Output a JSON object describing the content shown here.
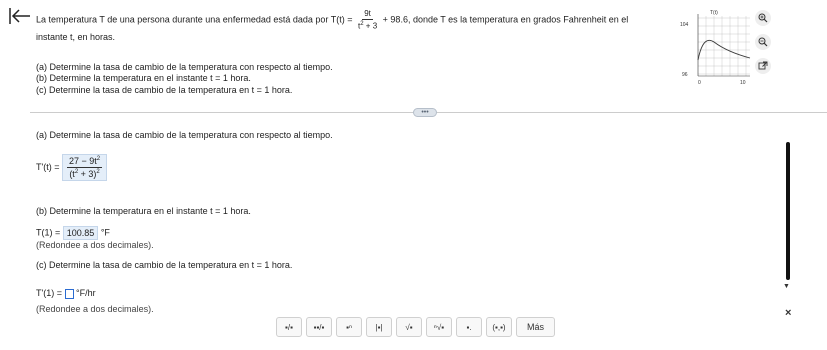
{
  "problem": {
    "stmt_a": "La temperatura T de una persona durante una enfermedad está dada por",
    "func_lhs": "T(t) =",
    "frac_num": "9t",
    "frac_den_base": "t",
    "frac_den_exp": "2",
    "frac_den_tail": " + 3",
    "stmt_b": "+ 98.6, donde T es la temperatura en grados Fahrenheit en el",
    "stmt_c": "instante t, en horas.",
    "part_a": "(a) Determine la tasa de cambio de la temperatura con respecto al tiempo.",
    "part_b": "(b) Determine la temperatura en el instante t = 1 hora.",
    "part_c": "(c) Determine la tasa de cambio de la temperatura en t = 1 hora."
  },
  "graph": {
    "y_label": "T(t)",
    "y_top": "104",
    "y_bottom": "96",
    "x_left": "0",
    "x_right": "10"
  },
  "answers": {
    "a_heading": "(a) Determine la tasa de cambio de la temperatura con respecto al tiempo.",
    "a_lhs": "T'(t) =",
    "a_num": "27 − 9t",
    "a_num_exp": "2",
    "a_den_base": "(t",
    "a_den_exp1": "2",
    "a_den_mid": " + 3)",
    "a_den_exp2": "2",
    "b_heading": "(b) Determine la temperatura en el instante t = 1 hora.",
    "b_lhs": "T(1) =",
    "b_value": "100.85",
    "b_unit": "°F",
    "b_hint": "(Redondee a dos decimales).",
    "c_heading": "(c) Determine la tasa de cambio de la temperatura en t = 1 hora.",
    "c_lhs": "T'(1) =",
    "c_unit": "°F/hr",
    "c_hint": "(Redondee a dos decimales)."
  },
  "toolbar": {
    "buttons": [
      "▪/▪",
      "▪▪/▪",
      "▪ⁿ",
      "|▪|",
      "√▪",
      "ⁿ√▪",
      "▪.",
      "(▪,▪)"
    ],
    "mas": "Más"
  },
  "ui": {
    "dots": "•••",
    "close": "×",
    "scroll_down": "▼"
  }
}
◆ ◆ ◆
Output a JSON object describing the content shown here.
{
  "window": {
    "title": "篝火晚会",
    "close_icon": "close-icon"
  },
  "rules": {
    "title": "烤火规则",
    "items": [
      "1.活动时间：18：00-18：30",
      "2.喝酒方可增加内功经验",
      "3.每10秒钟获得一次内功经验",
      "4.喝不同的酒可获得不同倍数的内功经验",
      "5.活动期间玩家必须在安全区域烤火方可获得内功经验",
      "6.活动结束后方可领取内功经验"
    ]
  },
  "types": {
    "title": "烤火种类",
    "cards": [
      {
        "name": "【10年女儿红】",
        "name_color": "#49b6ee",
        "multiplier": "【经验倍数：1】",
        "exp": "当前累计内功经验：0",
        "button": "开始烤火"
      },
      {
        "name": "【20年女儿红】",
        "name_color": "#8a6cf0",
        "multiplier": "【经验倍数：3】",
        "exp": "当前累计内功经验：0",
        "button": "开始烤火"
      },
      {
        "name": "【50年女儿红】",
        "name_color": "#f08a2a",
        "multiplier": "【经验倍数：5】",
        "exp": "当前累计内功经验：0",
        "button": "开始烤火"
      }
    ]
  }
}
◆ ◆ ◆
From the material given, work out how many lines hold the string "decimales"; state that number and nothing further.

2